■ Directions
Each line should be copied exactly.

■ Information given

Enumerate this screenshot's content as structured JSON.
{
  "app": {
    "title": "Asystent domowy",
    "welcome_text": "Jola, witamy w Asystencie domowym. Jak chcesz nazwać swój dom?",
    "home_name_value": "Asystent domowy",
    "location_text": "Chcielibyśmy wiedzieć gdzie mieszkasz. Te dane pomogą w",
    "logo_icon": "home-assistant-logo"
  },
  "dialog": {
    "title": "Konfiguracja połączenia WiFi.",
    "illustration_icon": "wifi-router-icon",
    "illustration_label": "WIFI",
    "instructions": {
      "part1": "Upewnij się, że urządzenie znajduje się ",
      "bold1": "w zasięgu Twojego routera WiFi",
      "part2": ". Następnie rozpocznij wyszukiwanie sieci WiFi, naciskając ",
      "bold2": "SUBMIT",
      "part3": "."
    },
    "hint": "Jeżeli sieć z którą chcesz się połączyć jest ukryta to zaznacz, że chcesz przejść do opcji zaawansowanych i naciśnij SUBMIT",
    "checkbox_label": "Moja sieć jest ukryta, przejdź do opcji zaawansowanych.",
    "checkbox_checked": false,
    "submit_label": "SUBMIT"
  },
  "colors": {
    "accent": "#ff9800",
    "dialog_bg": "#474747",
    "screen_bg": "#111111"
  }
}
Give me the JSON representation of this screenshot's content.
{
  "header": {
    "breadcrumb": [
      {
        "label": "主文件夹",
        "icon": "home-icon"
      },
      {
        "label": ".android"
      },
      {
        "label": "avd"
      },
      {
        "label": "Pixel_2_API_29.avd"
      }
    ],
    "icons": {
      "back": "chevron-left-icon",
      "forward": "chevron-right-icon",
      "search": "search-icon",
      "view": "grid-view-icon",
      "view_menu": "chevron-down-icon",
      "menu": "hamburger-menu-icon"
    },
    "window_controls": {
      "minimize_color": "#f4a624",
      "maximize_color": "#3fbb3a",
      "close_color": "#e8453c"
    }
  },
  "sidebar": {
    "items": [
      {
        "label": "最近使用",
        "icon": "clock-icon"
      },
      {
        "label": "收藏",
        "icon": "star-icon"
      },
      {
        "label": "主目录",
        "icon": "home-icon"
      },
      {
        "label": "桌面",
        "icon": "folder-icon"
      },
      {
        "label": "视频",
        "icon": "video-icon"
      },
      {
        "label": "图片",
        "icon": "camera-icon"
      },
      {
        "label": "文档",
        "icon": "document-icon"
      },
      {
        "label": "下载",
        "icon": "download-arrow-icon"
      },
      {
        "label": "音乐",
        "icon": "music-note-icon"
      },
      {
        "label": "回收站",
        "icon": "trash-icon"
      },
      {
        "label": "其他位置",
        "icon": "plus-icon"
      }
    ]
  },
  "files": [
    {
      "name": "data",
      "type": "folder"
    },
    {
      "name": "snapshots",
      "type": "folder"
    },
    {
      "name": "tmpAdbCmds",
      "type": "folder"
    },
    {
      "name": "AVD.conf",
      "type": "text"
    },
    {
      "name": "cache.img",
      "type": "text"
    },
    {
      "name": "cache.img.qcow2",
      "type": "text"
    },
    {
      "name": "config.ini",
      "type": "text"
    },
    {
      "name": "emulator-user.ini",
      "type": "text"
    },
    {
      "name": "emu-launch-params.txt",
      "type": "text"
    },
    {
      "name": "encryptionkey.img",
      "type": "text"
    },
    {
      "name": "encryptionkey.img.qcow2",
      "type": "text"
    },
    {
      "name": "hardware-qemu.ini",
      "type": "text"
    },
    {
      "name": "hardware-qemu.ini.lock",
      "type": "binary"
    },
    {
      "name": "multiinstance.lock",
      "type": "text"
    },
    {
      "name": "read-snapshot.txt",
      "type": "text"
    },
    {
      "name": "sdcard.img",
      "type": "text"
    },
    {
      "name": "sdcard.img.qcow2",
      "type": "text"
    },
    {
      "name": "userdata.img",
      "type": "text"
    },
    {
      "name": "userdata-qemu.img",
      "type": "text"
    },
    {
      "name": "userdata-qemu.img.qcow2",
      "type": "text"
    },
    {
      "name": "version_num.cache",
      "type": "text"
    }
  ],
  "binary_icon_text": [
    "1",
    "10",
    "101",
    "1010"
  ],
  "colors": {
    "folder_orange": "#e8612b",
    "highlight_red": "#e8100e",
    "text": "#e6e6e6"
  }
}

■ Answer to the problem
Enumerate this screenshot's content as structured JSON.
{
  "app": {
    "title": "Asystent domowy",
    "welcome_text": "Jola, witamy w Asystencie domowym. Jak chcesz nazwać swój dom?",
    "home_name_value": "Asystent domowy",
    "location_text": "Chcielibyśmy wiedzieć gdzie mieszkasz. Te dane pomogą w",
    "logo_icon": "home-assistant-logo"
  },
  "dialog": {
    "title": "Konfiguracja połączenia WiFi.",
    "illustration_icon": "wifi-router-icon",
    "illustration_label": "WIFI",
    "instructions": {
      "part1": "Upewnij się, że urządzenie znajduje się ",
      "bold1": "w zasięgu Twojego routera WiFi",
      "part2": ". Następnie rozpocznij wyszukiwanie sieci WiFi, naciskając ",
      "bold2": "SUBMIT",
      "part3": "."
    },
    "hint": "Jeżeli sieć z którą chcesz się połączyć jest ukryta to zaznacz, że chcesz przejść do opcji zaawansowanych i naciśnij SUBMIT",
    "checkbox_label": "Moja sieć jest ukryta, przejdź do opcji zaawansowanych.",
    "checkbox_checked": false,
    "submit_label": "SUBMIT"
  },
  "colors": {
    "accent": "#ff9800",
    "dialog_bg": "#474747",
    "screen_bg": "#111111"
  }
}
Give me the JSON representation of this screenshot's content.
{
  "header": {
    "breadcrumb": [
      {
        "label": "主文件夹",
        "icon": "home-icon"
      },
      {
        "label": ".android"
      },
      {
        "label": "avd"
      },
      {
        "label": "Pixel_2_API_29.avd"
      }
    ],
    "icons": {
      "back": "chevron-left-icon",
      "forward": "chevron-right-icon",
      "search": "search-icon",
      "view": "grid-view-icon",
      "view_menu": "chevron-down-icon",
      "menu": "hamburger-menu-icon"
    },
    "window_controls": {
      "minimize_color": "#f4a624",
      "maximize_color": "#3fbb3a",
      "close_color": "#e8453c"
    }
  },
  "sidebar": {
    "items": [
      {
        "label": "最近使用",
        "icon": "clock-icon"
      },
      {
        "label": "收藏",
        "icon": "star-icon"
      },
      {
        "label": "主目录",
        "icon": "home-icon"
      },
      {
        "label": "桌面",
        "icon": "folder-icon"
      },
      {
        "label": "视频",
        "icon": "video-icon"
      },
      {
        "label": "图片",
        "icon": "camera-icon"
      },
      {
        "label": "文档",
        "icon": "document-icon"
      },
      {
        "label": "下载",
        "icon": "download-arrow-icon"
      },
      {
        "label": "音乐",
        "icon": "music-note-icon"
      },
      {
        "label": "回收站",
        "icon": "trash-icon"
      },
      {
        "label": "其他位置",
        "icon": "plus-icon"
      }
    ]
  },
  "files": [
    {
      "name": "data",
      "type": "folder"
    },
    {
      "name": "snapshots",
      "type": "folder"
    },
    {
      "name": "tmpAdbCmds",
      "type": "folder"
    },
    {
      "name": "AVD.conf",
      "type": "text"
    },
    {
      "name": "cache.img",
      "type": "text"
    },
    {
      "name": "cache.img.qcow2",
      "type": "text"
    },
    {
      "name": "config.ini",
      "type": "text"
    },
    {
      "name": "emulator-user.ini",
      "type": "text"
    },
    {
      "name": "emu-launch-params.txt",
      "type": "text"
    },
    {
      "name": "encryptionkey.img",
      "type": "text"
    },
    {
      "name": "encryptionkey.img.qcow2",
      "type": "text"
    },
    {
      "name": "hardware-qemu.ini",
      "type": "text"
    },
    {
      "name": "hardware-qemu.ini.lock",
      "type": "binary"
    },
    {
      "name": "multiinstance.lock",
      "type": "text"
    },
    {
      "name": "read-snapshot.txt",
      "type": "text"
    },
    {
      "name": "sdcard.img",
      "type": "text"
    },
    {
      "name": "sdcard.img.qcow2",
      "type": "text"
    },
    {
      "name": "userdata.img",
      "type": "text"
    },
    {
      "name": "userdata-qemu.img",
      "type": "text"
    },
    {
      "name": "userdata-qemu.img.qcow2",
      "type": "text"
    },
    {
      "name": "version_num.cache",
      "type": "text"
    }
  ],
  "binary_icon_text": [
    "1",
    "10",
    "101",
    "1010"
  ],
  "colors": {
    "folder_orange": "#e8612b",
    "highlight_red": "#e8100e",
    "text": "#e6e6e6"
  }
}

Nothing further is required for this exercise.